## PROBLEM REQUIREMENTS
Of the lines below, count those containing the word "actinopterygii". Reply with the number alone.

—————

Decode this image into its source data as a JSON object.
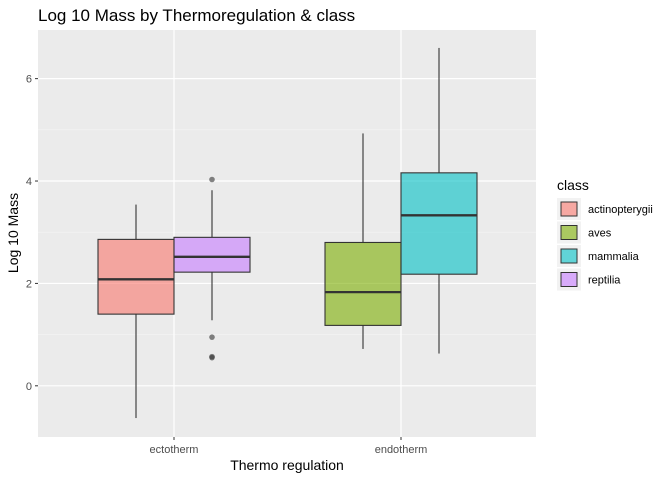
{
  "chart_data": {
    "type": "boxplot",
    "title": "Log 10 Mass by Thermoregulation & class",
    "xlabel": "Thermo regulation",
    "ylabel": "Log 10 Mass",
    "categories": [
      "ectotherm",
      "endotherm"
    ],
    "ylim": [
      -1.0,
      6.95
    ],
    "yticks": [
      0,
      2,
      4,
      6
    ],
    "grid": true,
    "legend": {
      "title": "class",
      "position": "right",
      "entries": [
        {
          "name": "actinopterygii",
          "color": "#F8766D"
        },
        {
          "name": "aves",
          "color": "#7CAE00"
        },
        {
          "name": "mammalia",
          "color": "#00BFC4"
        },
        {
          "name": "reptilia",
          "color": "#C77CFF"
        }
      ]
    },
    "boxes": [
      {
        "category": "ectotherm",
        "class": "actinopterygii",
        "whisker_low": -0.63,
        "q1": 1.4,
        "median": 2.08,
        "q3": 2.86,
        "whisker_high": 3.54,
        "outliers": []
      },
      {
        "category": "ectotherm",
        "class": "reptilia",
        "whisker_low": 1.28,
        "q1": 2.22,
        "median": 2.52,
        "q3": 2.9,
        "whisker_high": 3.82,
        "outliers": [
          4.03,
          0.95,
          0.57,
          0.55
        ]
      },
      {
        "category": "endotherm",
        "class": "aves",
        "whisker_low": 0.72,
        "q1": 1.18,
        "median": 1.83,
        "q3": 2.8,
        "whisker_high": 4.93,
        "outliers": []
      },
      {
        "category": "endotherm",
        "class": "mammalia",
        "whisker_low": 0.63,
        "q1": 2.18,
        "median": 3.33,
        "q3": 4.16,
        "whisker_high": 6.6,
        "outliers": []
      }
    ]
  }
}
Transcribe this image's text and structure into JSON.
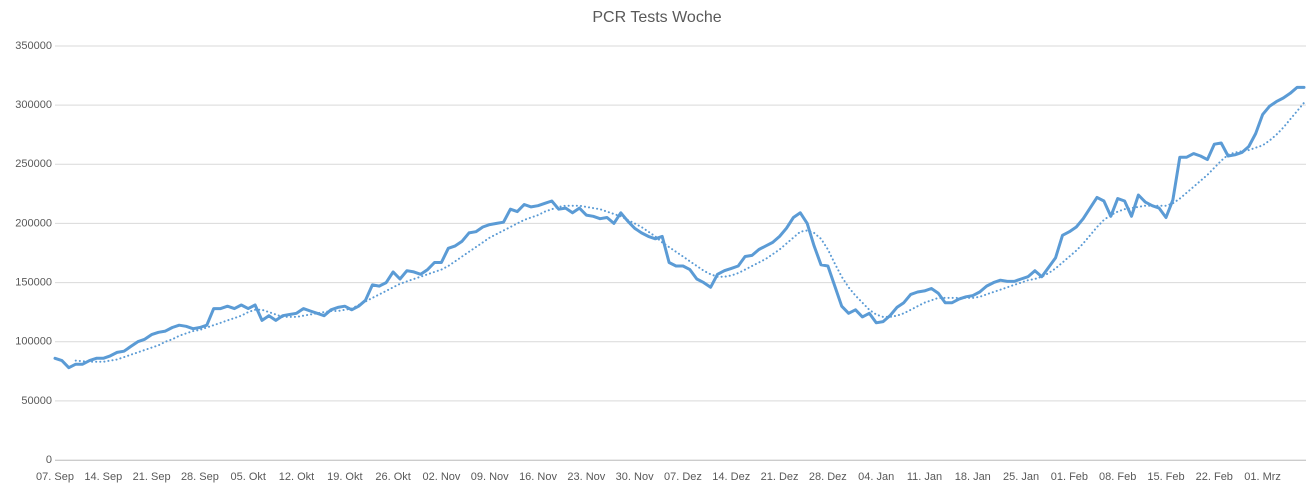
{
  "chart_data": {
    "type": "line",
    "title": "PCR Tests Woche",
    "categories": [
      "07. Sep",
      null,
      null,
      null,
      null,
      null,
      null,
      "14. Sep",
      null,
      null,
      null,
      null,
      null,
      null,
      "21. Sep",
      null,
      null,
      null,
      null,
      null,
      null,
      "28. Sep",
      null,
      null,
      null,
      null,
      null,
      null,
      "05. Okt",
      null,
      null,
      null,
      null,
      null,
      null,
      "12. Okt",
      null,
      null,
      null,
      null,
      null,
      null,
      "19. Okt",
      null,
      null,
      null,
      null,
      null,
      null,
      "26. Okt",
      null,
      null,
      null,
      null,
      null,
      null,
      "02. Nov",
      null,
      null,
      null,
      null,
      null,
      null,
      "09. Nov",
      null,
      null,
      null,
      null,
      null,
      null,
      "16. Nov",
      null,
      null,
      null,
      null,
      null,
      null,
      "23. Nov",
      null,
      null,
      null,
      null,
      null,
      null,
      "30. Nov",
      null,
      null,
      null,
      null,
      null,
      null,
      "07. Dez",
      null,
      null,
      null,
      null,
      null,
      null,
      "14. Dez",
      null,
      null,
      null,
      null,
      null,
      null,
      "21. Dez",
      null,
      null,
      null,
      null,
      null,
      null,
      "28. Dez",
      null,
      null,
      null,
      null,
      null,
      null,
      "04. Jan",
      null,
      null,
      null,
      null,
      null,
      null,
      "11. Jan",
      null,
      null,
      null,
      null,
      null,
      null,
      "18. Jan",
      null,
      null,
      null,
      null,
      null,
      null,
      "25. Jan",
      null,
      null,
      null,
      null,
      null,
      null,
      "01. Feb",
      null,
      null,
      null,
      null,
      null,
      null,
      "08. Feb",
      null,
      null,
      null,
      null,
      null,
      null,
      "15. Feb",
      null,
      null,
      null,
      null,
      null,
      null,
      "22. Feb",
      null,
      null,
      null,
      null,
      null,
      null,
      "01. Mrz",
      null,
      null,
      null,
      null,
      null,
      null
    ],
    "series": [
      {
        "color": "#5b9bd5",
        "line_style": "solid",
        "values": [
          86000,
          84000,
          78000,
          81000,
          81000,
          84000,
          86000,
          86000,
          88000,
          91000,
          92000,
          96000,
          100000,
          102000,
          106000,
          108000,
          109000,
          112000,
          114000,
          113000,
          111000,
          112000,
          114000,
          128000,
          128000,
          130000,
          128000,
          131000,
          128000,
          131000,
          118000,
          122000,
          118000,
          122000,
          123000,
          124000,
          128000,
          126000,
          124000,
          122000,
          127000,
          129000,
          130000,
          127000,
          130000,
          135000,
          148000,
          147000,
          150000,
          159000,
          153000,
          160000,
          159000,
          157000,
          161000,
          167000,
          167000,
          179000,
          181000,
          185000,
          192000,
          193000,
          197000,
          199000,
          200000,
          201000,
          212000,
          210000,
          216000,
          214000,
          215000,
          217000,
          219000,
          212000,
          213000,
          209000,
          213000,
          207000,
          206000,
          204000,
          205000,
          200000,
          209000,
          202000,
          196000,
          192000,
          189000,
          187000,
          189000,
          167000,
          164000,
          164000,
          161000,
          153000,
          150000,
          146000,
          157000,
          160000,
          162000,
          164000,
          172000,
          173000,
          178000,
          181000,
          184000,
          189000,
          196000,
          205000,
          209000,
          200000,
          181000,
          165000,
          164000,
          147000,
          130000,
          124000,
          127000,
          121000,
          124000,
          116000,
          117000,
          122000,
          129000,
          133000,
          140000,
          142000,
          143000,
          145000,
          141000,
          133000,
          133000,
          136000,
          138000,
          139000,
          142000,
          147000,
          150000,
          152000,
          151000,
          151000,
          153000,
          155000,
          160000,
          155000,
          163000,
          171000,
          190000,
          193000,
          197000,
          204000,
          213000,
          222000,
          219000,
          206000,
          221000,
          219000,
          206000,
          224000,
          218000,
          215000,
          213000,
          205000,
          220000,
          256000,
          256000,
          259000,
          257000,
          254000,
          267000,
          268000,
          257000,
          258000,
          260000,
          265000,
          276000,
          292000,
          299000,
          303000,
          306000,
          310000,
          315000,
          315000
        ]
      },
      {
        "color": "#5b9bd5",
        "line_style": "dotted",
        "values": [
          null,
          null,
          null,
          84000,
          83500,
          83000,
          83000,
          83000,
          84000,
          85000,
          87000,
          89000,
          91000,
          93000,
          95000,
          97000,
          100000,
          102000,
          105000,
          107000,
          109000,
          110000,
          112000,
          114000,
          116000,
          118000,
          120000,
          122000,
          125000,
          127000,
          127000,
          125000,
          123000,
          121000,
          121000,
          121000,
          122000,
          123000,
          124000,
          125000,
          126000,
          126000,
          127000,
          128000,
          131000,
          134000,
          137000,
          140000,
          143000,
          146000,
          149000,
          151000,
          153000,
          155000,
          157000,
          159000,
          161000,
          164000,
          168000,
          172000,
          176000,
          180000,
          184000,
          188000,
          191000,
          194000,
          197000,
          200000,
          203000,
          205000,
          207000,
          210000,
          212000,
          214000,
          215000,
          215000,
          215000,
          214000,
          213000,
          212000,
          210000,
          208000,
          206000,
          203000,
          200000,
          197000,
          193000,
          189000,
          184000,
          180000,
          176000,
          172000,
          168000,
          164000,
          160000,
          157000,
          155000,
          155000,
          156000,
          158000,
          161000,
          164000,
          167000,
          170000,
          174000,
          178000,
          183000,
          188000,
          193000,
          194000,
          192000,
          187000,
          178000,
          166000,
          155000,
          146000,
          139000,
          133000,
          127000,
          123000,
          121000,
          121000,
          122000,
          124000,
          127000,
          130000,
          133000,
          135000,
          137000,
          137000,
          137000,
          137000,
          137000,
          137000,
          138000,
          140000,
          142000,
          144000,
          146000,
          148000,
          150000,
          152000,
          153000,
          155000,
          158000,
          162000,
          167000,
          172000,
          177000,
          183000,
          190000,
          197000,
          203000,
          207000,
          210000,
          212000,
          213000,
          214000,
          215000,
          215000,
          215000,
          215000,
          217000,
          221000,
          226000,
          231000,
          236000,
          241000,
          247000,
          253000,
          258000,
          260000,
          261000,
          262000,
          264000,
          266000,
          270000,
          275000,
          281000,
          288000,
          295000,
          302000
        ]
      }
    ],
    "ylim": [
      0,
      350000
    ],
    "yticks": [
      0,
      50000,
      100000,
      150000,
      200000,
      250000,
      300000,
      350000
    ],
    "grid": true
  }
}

—————

## RESPONSE TO THE EXERCISE
2